# AIM:
Where a line holds the string "Aaron", return that line.

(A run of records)
Start

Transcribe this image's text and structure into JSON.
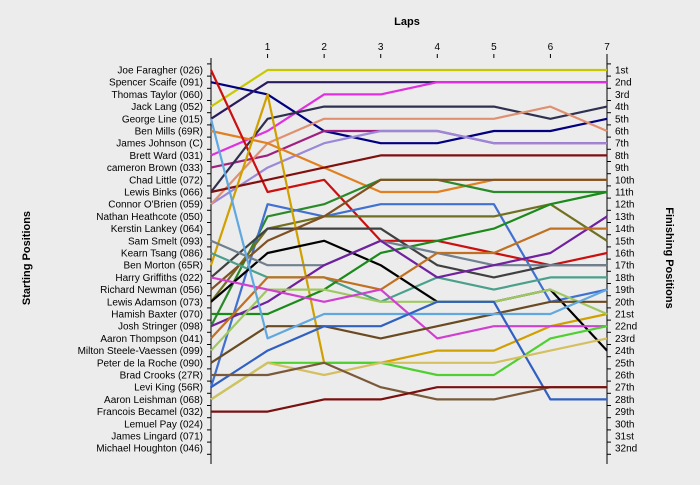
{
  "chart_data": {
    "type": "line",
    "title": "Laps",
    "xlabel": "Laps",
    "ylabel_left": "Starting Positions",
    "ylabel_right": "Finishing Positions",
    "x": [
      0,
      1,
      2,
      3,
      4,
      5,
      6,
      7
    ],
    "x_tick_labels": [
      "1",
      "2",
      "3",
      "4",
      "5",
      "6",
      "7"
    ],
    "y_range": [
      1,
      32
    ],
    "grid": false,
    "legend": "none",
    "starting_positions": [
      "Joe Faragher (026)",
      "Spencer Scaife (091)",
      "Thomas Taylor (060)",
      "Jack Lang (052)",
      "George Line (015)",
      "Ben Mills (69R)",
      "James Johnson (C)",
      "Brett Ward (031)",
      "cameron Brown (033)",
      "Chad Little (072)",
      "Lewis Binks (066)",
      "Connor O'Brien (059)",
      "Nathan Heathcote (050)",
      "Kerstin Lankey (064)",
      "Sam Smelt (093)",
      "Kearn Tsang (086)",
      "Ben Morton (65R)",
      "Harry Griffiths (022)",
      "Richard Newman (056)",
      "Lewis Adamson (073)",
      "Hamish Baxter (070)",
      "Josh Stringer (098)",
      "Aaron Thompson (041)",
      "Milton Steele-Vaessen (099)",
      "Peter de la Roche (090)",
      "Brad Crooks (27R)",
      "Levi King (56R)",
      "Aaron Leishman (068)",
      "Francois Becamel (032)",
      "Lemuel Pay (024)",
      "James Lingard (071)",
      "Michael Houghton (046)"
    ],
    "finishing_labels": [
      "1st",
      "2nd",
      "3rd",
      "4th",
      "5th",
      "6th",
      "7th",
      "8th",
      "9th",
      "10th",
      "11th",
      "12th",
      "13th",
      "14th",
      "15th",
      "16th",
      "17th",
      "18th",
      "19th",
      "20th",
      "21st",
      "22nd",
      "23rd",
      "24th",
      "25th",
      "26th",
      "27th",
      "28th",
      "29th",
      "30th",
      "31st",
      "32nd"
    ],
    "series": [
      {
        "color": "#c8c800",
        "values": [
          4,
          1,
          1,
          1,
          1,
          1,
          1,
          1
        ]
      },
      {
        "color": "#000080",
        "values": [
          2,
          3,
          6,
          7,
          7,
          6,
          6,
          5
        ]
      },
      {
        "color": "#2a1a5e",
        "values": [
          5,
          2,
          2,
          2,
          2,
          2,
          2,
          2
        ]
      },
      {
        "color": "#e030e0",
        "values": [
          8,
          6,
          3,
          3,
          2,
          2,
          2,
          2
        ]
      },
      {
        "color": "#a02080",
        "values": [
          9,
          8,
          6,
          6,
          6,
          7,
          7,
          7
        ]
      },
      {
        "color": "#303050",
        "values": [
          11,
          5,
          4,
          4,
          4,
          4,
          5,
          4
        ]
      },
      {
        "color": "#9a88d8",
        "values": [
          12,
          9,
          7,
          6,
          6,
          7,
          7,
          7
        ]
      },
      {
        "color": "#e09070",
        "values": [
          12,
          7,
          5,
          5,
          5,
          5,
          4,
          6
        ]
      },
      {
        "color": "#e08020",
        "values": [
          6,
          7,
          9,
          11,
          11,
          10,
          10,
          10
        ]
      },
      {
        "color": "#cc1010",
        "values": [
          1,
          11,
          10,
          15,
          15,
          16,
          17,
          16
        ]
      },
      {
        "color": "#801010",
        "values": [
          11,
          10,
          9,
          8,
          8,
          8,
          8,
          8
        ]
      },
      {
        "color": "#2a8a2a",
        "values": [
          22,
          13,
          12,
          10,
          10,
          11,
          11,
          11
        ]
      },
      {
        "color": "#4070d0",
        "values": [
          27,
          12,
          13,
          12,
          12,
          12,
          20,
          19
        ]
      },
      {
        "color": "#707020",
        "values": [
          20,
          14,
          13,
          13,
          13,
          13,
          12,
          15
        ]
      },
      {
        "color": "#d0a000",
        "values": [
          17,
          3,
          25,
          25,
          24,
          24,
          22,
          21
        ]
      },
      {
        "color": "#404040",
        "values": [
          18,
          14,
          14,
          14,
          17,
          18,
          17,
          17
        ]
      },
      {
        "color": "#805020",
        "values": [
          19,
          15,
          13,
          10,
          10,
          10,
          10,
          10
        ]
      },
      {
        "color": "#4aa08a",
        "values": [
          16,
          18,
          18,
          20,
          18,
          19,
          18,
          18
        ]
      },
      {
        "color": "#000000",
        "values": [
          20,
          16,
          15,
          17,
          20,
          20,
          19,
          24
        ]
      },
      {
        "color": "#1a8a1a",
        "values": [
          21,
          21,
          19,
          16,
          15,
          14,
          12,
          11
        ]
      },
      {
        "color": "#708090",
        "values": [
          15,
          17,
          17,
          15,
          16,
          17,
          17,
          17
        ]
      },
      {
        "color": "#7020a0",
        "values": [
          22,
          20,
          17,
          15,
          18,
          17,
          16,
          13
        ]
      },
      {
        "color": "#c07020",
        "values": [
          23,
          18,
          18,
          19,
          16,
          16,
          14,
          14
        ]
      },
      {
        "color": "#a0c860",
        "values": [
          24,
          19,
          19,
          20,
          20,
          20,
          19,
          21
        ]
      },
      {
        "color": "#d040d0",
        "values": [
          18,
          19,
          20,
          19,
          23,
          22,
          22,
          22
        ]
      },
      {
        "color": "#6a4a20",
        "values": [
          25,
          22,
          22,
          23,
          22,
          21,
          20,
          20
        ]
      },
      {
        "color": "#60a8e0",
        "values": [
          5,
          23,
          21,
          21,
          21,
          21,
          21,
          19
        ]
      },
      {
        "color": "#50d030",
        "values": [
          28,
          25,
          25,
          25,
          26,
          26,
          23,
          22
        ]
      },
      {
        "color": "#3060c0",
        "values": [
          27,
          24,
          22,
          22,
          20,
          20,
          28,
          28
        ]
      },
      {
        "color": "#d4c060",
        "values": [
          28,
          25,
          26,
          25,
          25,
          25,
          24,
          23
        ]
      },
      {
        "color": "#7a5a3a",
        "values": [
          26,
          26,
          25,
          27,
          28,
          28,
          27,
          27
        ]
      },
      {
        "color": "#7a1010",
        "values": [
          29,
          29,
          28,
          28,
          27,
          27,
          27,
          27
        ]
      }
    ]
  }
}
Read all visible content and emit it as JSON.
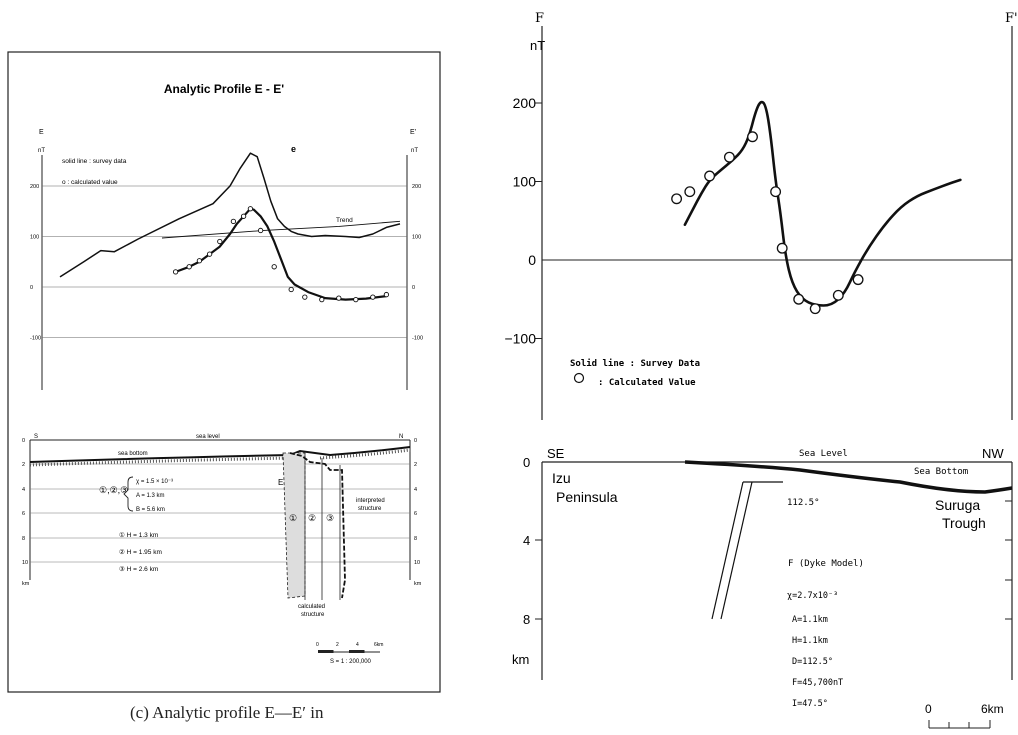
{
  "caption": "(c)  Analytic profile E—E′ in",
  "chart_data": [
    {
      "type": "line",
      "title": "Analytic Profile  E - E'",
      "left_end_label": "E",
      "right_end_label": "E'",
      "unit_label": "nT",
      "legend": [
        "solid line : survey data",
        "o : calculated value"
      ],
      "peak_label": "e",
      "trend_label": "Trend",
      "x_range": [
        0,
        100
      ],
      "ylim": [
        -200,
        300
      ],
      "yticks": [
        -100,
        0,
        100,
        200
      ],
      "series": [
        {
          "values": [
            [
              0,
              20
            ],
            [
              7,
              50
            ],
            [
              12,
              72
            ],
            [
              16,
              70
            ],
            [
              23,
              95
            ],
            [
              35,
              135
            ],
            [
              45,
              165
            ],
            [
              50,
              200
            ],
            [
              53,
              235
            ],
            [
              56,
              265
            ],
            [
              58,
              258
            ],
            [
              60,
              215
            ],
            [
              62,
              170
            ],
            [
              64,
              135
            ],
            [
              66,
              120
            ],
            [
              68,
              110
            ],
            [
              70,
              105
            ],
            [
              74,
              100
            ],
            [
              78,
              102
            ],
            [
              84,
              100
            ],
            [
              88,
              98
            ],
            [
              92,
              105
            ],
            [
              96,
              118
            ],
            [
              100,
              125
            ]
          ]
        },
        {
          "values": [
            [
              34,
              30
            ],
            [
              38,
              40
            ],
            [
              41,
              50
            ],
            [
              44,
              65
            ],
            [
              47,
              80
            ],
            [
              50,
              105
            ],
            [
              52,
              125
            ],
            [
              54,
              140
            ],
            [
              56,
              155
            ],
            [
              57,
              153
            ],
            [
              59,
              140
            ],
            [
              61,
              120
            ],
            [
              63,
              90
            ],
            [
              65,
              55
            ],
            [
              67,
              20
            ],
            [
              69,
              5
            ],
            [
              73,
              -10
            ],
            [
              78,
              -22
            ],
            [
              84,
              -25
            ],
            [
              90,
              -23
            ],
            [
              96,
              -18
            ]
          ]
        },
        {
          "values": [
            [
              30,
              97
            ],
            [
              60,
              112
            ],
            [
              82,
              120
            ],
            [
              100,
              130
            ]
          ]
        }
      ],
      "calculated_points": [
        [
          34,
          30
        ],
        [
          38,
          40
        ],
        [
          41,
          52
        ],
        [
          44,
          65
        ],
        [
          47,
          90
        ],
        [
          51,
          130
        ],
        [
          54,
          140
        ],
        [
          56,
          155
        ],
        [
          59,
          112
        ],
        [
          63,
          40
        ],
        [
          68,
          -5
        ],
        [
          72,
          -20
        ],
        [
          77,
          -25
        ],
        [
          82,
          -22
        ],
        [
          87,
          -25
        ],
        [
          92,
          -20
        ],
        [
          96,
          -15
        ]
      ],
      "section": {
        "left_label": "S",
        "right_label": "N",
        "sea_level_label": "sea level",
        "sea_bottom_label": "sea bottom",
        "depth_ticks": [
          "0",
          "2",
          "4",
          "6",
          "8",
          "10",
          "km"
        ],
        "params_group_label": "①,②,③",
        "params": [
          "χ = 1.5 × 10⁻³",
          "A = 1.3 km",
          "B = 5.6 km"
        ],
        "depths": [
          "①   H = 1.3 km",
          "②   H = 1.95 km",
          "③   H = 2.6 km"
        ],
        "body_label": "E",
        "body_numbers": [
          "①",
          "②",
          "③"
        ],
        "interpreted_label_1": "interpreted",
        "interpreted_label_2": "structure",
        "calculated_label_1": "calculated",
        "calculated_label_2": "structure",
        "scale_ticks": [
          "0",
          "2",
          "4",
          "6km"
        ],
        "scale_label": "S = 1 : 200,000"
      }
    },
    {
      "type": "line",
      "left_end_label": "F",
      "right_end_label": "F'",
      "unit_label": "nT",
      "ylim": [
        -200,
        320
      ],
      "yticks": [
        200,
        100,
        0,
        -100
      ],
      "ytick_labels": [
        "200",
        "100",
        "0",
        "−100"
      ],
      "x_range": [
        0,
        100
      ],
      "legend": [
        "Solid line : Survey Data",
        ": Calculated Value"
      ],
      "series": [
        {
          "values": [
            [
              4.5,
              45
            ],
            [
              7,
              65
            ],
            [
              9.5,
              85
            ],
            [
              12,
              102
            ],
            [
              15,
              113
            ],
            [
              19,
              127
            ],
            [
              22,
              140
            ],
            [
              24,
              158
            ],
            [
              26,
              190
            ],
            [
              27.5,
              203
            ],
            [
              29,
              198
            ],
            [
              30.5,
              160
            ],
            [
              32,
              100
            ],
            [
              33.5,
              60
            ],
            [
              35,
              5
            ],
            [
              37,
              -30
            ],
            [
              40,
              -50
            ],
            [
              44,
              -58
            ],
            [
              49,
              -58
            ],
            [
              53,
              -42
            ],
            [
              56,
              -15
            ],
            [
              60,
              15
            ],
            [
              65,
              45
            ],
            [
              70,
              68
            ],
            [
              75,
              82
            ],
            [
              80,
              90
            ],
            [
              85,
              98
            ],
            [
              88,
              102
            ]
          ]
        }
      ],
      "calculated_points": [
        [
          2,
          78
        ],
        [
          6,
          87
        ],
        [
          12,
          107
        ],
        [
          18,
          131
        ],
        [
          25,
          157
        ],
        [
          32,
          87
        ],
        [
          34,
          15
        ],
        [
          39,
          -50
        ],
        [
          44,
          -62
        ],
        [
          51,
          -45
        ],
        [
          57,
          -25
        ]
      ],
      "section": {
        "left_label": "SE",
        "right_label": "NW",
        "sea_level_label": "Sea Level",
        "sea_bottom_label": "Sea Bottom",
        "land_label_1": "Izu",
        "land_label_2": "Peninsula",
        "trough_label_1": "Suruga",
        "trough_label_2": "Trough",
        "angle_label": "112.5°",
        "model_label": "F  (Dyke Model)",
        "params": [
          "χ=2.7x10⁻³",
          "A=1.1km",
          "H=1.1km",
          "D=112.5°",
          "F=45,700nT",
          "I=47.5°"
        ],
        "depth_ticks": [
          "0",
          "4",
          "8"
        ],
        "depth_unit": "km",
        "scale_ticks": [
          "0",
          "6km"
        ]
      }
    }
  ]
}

End

# TASK SOLUTION:
      "Aaron Thompson (041)",
      "Aaron Leishman (068)",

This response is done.